[The records Boundary: Start]

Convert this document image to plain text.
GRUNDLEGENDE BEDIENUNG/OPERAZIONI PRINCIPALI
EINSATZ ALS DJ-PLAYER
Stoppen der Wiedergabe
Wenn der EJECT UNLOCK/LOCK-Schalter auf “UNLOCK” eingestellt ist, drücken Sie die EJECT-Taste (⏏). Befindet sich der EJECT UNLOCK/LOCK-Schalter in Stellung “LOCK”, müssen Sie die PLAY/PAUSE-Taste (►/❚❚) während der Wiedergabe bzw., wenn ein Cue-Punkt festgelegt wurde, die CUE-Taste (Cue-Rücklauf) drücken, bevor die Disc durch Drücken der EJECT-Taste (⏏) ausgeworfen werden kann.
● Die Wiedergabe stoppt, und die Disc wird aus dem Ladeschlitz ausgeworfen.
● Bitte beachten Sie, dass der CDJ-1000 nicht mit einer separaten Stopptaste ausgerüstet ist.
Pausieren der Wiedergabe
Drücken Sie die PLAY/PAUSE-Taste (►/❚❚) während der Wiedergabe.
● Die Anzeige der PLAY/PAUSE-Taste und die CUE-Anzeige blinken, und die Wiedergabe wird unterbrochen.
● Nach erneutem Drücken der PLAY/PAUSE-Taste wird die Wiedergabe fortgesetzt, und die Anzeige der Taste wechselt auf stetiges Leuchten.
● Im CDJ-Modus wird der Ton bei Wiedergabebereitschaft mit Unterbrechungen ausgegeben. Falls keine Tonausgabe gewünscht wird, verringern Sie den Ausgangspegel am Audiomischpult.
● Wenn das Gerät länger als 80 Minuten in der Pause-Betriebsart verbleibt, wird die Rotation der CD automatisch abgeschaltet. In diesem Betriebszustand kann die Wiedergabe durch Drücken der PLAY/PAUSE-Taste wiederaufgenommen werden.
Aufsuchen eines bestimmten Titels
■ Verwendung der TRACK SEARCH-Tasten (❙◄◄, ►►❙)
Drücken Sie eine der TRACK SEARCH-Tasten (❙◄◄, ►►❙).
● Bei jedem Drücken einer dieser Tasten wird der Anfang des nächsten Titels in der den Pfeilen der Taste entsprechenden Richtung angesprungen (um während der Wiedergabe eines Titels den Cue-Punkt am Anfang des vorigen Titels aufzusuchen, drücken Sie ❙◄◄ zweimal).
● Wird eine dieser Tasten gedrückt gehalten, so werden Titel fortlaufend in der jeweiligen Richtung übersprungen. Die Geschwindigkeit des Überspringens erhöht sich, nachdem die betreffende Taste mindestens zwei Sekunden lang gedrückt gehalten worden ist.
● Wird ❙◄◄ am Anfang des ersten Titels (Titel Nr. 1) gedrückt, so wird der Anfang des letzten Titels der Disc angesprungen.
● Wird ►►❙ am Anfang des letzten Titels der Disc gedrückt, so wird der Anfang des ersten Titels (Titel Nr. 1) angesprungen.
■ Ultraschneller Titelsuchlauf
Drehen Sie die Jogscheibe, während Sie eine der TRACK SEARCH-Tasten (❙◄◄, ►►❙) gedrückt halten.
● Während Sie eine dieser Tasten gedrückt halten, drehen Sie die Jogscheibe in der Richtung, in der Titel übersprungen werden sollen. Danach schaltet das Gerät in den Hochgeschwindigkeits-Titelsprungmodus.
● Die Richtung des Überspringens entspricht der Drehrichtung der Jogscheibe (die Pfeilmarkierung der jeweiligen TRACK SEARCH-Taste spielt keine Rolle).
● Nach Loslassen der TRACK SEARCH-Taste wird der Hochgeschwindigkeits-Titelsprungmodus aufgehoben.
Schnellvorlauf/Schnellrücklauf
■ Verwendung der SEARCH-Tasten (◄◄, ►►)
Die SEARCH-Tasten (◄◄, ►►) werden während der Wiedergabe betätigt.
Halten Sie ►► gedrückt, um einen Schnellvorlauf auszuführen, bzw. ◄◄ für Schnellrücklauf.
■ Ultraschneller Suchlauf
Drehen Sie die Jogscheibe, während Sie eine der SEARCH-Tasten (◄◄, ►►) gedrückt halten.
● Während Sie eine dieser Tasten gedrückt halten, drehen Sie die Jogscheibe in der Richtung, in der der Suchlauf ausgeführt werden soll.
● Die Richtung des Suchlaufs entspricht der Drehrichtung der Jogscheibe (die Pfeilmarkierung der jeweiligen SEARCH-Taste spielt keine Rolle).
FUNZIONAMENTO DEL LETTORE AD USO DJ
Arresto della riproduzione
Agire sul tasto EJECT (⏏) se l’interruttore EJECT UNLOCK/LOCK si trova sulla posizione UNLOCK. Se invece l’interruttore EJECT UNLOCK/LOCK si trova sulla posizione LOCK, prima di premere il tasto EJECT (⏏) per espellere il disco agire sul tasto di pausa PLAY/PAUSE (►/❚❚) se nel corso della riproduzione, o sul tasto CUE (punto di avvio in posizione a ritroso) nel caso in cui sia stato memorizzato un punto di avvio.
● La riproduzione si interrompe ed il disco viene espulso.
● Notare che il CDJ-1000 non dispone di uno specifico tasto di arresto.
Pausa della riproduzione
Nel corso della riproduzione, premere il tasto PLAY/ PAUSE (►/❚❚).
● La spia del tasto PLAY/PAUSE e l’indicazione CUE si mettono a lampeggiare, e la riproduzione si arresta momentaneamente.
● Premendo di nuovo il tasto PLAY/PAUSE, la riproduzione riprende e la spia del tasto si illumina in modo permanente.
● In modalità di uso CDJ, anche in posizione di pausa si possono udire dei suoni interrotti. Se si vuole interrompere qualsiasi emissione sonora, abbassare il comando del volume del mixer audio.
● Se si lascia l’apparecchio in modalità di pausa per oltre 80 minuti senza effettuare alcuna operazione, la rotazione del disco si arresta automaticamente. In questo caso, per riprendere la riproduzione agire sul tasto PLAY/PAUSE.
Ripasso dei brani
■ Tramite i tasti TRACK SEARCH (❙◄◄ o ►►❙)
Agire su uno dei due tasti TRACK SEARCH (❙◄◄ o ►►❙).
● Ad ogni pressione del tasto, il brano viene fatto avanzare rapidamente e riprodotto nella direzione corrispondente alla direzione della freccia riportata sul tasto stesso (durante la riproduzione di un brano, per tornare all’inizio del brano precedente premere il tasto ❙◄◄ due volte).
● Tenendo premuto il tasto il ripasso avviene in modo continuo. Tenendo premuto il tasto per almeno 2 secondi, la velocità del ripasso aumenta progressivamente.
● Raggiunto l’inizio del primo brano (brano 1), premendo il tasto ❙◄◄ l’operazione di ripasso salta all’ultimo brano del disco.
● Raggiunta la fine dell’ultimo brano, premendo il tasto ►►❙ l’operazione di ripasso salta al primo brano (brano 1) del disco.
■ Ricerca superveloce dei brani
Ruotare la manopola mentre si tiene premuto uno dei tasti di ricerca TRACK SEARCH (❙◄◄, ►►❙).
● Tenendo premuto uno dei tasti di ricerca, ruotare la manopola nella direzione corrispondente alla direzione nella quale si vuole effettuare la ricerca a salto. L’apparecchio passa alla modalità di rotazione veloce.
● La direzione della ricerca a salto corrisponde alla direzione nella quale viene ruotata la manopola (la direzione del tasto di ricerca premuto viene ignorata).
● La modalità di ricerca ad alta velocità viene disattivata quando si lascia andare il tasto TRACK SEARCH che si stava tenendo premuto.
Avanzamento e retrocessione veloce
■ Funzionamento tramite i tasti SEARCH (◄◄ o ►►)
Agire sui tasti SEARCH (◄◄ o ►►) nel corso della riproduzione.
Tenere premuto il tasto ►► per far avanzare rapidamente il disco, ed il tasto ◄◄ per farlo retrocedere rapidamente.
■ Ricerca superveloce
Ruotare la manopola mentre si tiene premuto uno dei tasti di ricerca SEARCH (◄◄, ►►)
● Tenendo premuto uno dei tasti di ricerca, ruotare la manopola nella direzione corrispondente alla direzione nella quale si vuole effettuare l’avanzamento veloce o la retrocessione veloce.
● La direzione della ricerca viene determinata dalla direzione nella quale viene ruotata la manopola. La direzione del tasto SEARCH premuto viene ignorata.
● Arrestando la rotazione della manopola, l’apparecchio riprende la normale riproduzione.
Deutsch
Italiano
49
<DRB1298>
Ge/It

[The records Boundary: End]

When a line in the data contains the string "salta", copy that line.

● Raggiunto l’inizio del primo brano (brano 1), premendo il tasto ❙◄◄ l’operazione di ripasso salta all’ultimo brano del disco.
● Raggiunta la fine dell’ultimo brano, premendo il tasto ►►❙ l’operazione di ripasso salta al primo brano (brano 1) del disco.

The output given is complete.